Gather each line containing the string "name" from these entries.

─── GIVEN DATA ───

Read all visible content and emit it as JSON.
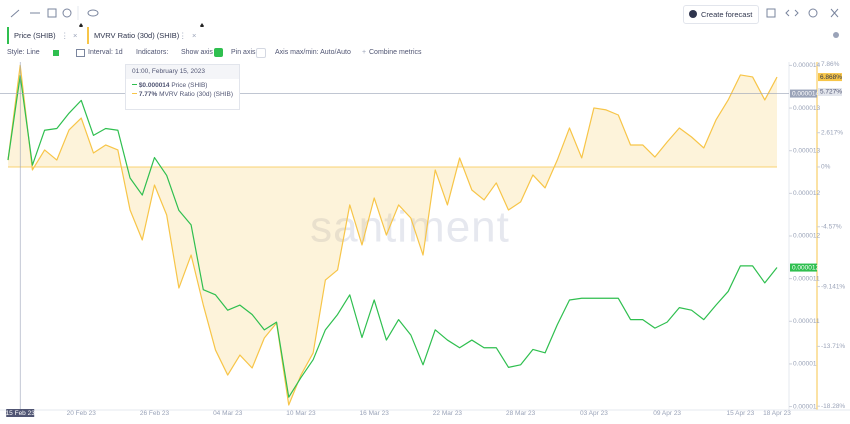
{
  "ui": {
    "create_forecast": "Create forecast",
    "controls": {
      "style": "Style: Line",
      "interval": "Interval: 1d",
      "indicators": "Indicators:",
      "show_axis": "Show axis",
      "pin_axis": "Pin axis",
      "axis_minmax": "Axis max/min: Auto/Auto",
      "combine": "Combine metrics"
    },
    "watermark": "santiment"
  },
  "tooltip": {
    "date": "01:00, February 15, 2023",
    "items": [
      {
        "value": "$0.000014"
      },
      {
        "value": "7.77%"
      }
    ]
  },
  "chart_data": {
    "type": "line",
    "grid": false,
    "categories": [
      null,
      "15 Feb 23",
      null,
      null,
      null,
      null,
      "20 Feb 23",
      null,
      null,
      null,
      null,
      null,
      "26 Feb 23",
      null,
      null,
      null,
      null,
      null,
      "04 Mar 23",
      null,
      null,
      null,
      null,
      null,
      "10 Mar 23",
      null,
      null,
      null,
      null,
      null,
      "16 Mar 23",
      null,
      null,
      null,
      null,
      null,
      "22 Mar 23",
      null,
      null,
      null,
      null,
      null,
      "28 Mar 23",
      null,
      null,
      null,
      null,
      null,
      "03 Apr 23",
      null,
      null,
      null,
      null,
      null,
      "09 Apr 23",
      null,
      null,
      null,
      null,
      null,
      "15 Apr 23",
      null,
      null,
      "18 Apr 23"
    ],
    "series": [
      {
        "name": "Price (SHIB)",
        "color": "#2fbf4f",
        "values": [
          1.289e-05,
          1.388e-05,
          1.283e-05,
          1.324e-05,
          1.326e-05,
          1.344e-05,
          1.359e-05,
          1.318e-05,
          1.326e-05,
          1.324e-05,
          1.268e-05,
          1.248e-05,
          1.292e-05,
          1.271e-05,
          1.23e-05,
          1.213e-05,
          1.137e-05,
          1.131e-05,
          1.113e-05,
          1.119e-05,
          1.108e-05,
          1.09e-05,
          1.099e-05,
          1.011e-05,
          1.034e-05,
          1.055e-05,
          1.09e-05,
          1.108e-05,
          1.131e-05,
          1.081e-05,
          1.125e-05,
          1.078e-05,
          1.102e-05,
          1.084e-05,
          1.049e-05,
          1.09e-05,
          1.078e-05,
          1.069e-05,
          1.078e-05,
          1.069e-05,
          1.069e-05,
          1.046e-05,
          1.049e-05,
          1.067e-05,
          1.063e-05,
          1.096e-05,
          1.125e-05,
          1.127e-05,
          1.127e-05,
          1.127e-05,
          1.127e-05,
          1.102e-05,
          1.102e-05,
          1.092e-05,
          1.099e-05,
          1.116e-05,
          1.113e-05,
          1.102e-05,
          1.119e-05,
          1.135e-05,
          1.165e-05,
          1.165e-05,
          1.145e-05,
          1.163e-05
        ]
      },
      {
        "name": "MVRV Ratio (30d) (SHIB)",
        "color": "#f7c548",
        "axis": "y2",
        "area": true,
        "values": [
          0.53,
          7.77,
          -0.23,
          1.3,
          0.53,
          2.83,
          3.74,
          1.07,
          1.68,
          1.3,
          -3.29,
          -5.58,
          -1.38,
          -3.67,
          -9.25,
          -6.73,
          -10.55,
          -13.99,
          -15.9,
          -14.37,
          -15.36,
          -13.07,
          -11.92,
          -18.19,
          -15.9,
          -14.21,
          -8.64,
          -7.87,
          -2.9,
          -5.96,
          -2.37,
          -5.2,
          -2.9,
          -3.9,
          -6.73,
          -0.23,
          -2.9,
          0.69,
          -1.76,
          -2.52,
          -1.22,
          -3.29,
          -2.67,
          -0.61,
          -1.6,
          0.53,
          2.98,
          0.69,
          4.51,
          4.36,
          3.97,
          1.68,
          1.68,
          0.76,
          1.91,
          2.98,
          2.29,
          1.45,
          3.59,
          5.12,
          7.03,
          6.88,
          5.12,
          6.868
        ]
      }
    ],
    "ylim": [
      9.96e-06,
      1.404e-05
    ],
    "yticks": [
      {
        "value": 1.4e-05,
        "label": "0.000014"
      },
      {
        "value": 1.35e-05,
        "label": "0.000013"
      },
      {
        "value": 1.3e-05,
        "label": "0.000013"
      },
      {
        "value": 1.25e-05,
        "label": "0.000012"
      },
      {
        "value": 1.2e-05,
        "label": "0.000012"
      },
      {
        "value": 1.15e-05,
        "label": "0.000011"
      },
      {
        "value": 1.1e-05,
        "label": "0.000011"
      },
      {
        "value": 1.05e-05,
        "label": "0.00001"
      },
      {
        "value": 1e-05,
        "label": "0.00001"
      }
    ],
    "y2lim": [
      -18.57,
      8.02
    ],
    "y2ticks": [
      {
        "value": 7.86,
        "label": "7.86%"
      },
      {
        "value": 2.617,
        "label": "2.617%"
      },
      {
        "value": 0,
        "label": "0%"
      },
      {
        "value": -4.57,
        "label": "-4.57%"
      },
      {
        "value": -9.141,
        "label": "-9.141%"
      },
      {
        "value": -13.71,
        "label": "-13.71%"
      },
      {
        "value": -18.28,
        "label": "-18.28%"
      }
    ],
    "y_markers": [
      {
        "value": 1.367e-05,
        "label": "0.000014"
      },
      {
        "value": 1.163e-05,
        "label": "0.000012"
      }
    ],
    "y2_markers": [
      {
        "value": 5.727,
        "label": "5.727%"
      },
      {
        "value": 6.868,
        "label": "6.868%"
      }
    ]
  }
}
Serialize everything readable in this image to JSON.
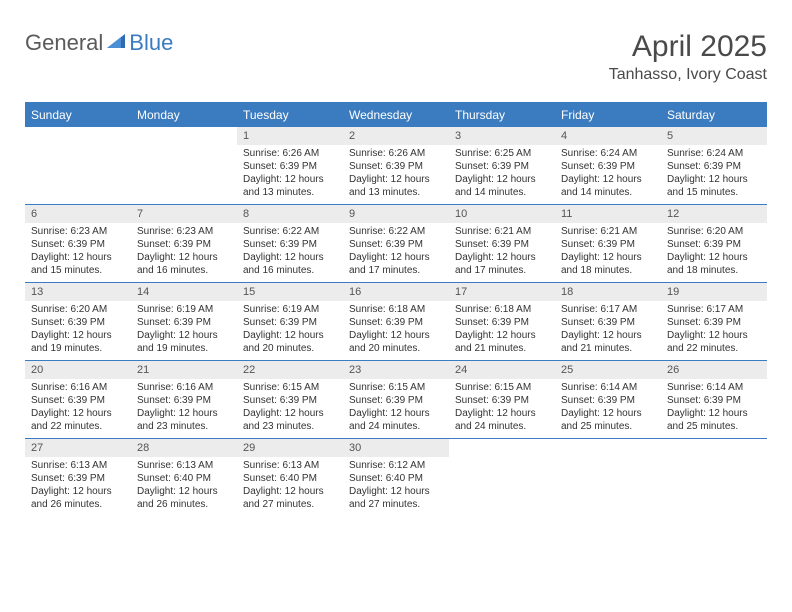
{
  "logo": {
    "general": "General",
    "blue": "Blue"
  },
  "title": "April 2025",
  "location": "Tanhasso, Ivory Coast",
  "colors": {
    "header_bg": "#3b7bbf",
    "header_text": "#ffffff",
    "daynum_bg": "#ececec",
    "text": "#333333",
    "logo_gray": "#5a5a5a",
    "logo_blue": "#3b7bbf"
  },
  "weekdays": [
    "Sunday",
    "Monday",
    "Tuesday",
    "Wednesday",
    "Thursday",
    "Friday",
    "Saturday"
  ],
  "first_weekday_index": 2,
  "days": [
    {
      "n": 1,
      "sunrise": "6:26 AM",
      "sunset": "6:39 PM",
      "daylight": "12 hours and 13 minutes."
    },
    {
      "n": 2,
      "sunrise": "6:26 AM",
      "sunset": "6:39 PM",
      "daylight": "12 hours and 13 minutes."
    },
    {
      "n": 3,
      "sunrise": "6:25 AM",
      "sunset": "6:39 PM",
      "daylight": "12 hours and 14 minutes."
    },
    {
      "n": 4,
      "sunrise": "6:24 AM",
      "sunset": "6:39 PM",
      "daylight": "12 hours and 14 minutes."
    },
    {
      "n": 5,
      "sunrise": "6:24 AM",
      "sunset": "6:39 PM",
      "daylight": "12 hours and 15 minutes."
    },
    {
      "n": 6,
      "sunrise": "6:23 AM",
      "sunset": "6:39 PM",
      "daylight": "12 hours and 15 minutes."
    },
    {
      "n": 7,
      "sunrise": "6:23 AM",
      "sunset": "6:39 PM",
      "daylight": "12 hours and 16 minutes."
    },
    {
      "n": 8,
      "sunrise": "6:22 AM",
      "sunset": "6:39 PM",
      "daylight": "12 hours and 16 minutes."
    },
    {
      "n": 9,
      "sunrise": "6:22 AM",
      "sunset": "6:39 PM",
      "daylight": "12 hours and 17 minutes."
    },
    {
      "n": 10,
      "sunrise": "6:21 AM",
      "sunset": "6:39 PM",
      "daylight": "12 hours and 17 minutes."
    },
    {
      "n": 11,
      "sunrise": "6:21 AM",
      "sunset": "6:39 PM",
      "daylight": "12 hours and 18 minutes."
    },
    {
      "n": 12,
      "sunrise": "6:20 AM",
      "sunset": "6:39 PM",
      "daylight": "12 hours and 18 minutes."
    },
    {
      "n": 13,
      "sunrise": "6:20 AM",
      "sunset": "6:39 PM",
      "daylight": "12 hours and 19 minutes."
    },
    {
      "n": 14,
      "sunrise": "6:19 AM",
      "sunset": "6:39 PM",
      "daylight": "12 hours and 19 minutes."
    },
    {
      "n": 15,
      "sunrise": "6:19 AM",
      "sunset": "6:39 PM",
      "daylight": "12 hours and 20 minutes."
    },
    {
      "n": 16,
      "sunrise": "6:18 AM",
      "sunset": "6:39 PM",
      "daylight": "12 hours and 20 minutes."
    },
    {
      "n": 17,
      "sunrise": "6:18 AM",
      "sunset": "6:39 PM",
      "daylight": "12 hours and 21 minutes."
    },
    {
      "n": 18,
      "sunrise": "6:17 AM",
      "sunset": "6:39 PM",
      "daylight": "12 hours and 21 minutes."
    },
    {
      "n": 19,
      "sunrise": "6:17 AM",
      "sunset": "6:39 PM",
      "daylight": "12 hours and 22 minutes."
    },
    {
      "n": 20,
      "sunrise": "6:16 AM",
      "sunset": "6:39 PM",
      "daylight": "12 hours and 22 minutes."
    },
    {
      "n": 21,
      "sunrise": "6:16 AM",
      "sunset": "6:39 PM",
      "daylight": "12 hours and 23 minutes."
    },
    {
      "n": 22,
      "sunrise": "6:15 AM",
      "sunset": "6:39 PM",
      "daylight": "12 hours and 23 minutes."
    },
    {
      "n": 23,
      "sunrise": "6:15 AM",
      "sunset": "6:39 PM",
      "daylight": "12 hours and 24 minutes."
    },
    {
      "n": 24,
      "sunrise": "6:15 AM",
      "sunset": "6:39 PM",
      "daylight": "12 hours and 24 minutes."
    },
    {
      "n": 25,
      "sunrise": "6:14 AM",
      "sunset": "6:39 PM",
      "daylight": "12 hours and 25 minutes."
    },
    {
      "n": 26,
      "sunrise": "6:14 AM",
      "sunset": "6:39 PM",
      "daylight": "12 hours and 25 minutes."
    },
    {
      "n": 27,
      "sunrise": "6:13 AM",
      "sunset": "6:39 PM",
      "daylight": "12 hours and 26 minutes."
    },
    {
      "n": 28,
      "sunrise": "6:13 AM",
      "sunset": "6:40 PM",
      "daylight": "12 hours and 26 minutes."
    },
    {
      "n": 29,
      "sunrise": "6:13 AM",
      "sunset": "6:40 PM",
      "daylight": "12 hours and 27 minutes."
    },
    {
      "n": 30,
      "sunrise": "6:12 AM",
      "sunset": "6:40 PM",
      "daylight": "12 hours and 27 minutes."
    }
  ],
  "labels": {
    "sunrise": "Sunrise:",
    "sunset": "Sunset:",
    "daylight": "Daylight:"
  }
}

───

RESULT OF THIS EXERCISE
        "name": "Price (SHIB)",
        "name": "MVRV Ratio (30d) (SHIB)",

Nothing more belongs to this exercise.